start Listed records

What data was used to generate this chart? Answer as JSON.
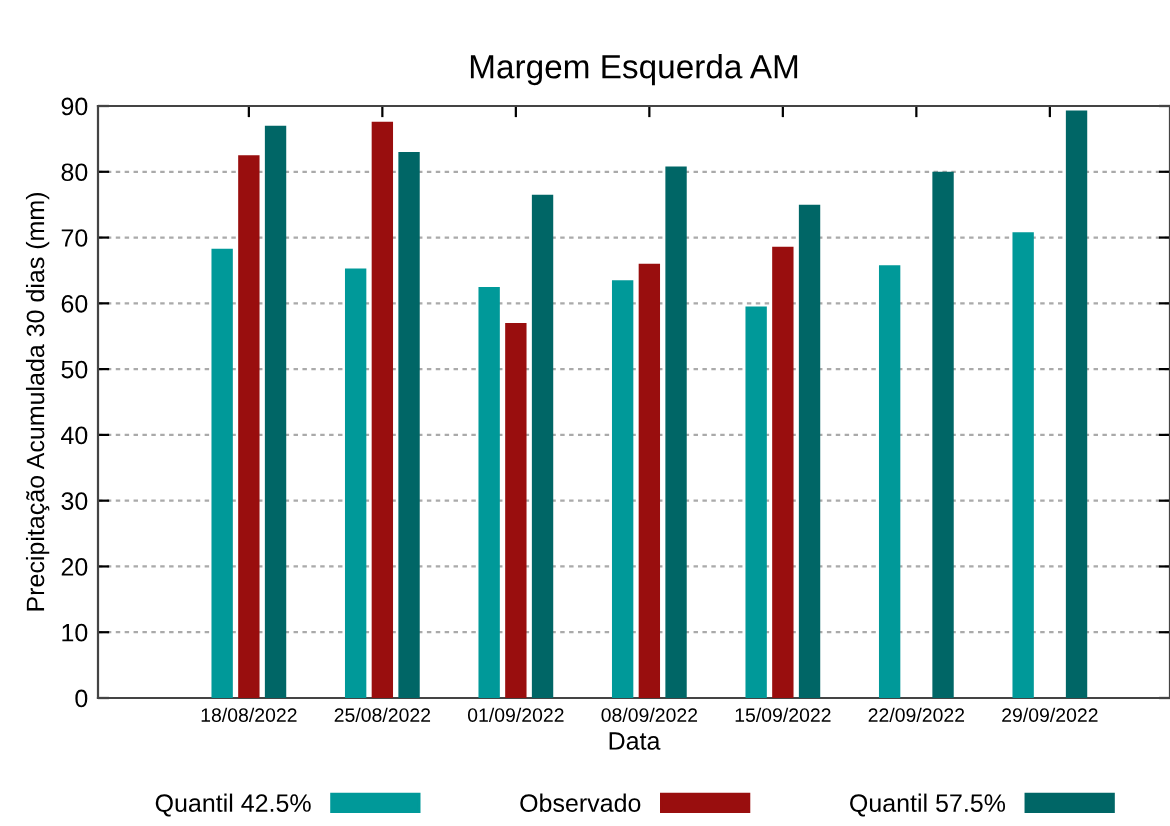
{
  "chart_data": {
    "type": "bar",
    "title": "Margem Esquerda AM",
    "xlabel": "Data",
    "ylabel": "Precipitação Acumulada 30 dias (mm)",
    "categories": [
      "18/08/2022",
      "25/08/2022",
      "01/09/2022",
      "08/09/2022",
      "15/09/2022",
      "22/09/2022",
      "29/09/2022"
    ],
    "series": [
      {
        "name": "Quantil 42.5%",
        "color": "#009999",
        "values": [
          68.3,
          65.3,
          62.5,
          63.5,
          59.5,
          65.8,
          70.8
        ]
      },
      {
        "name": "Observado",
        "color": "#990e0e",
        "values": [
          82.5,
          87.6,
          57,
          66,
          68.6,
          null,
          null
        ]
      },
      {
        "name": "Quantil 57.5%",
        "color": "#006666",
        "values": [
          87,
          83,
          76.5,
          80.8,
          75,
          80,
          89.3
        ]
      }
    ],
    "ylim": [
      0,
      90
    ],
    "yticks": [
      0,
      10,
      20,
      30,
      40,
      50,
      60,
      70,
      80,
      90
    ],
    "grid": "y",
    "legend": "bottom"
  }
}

end Listed records

* [What to do] Wherever a line in the data above holds "name", copy that line.

* [Solved exercise]
        "name": "Quantil 42.5%",
        "name": "Observado",
        "name": "Quantil 57.5%",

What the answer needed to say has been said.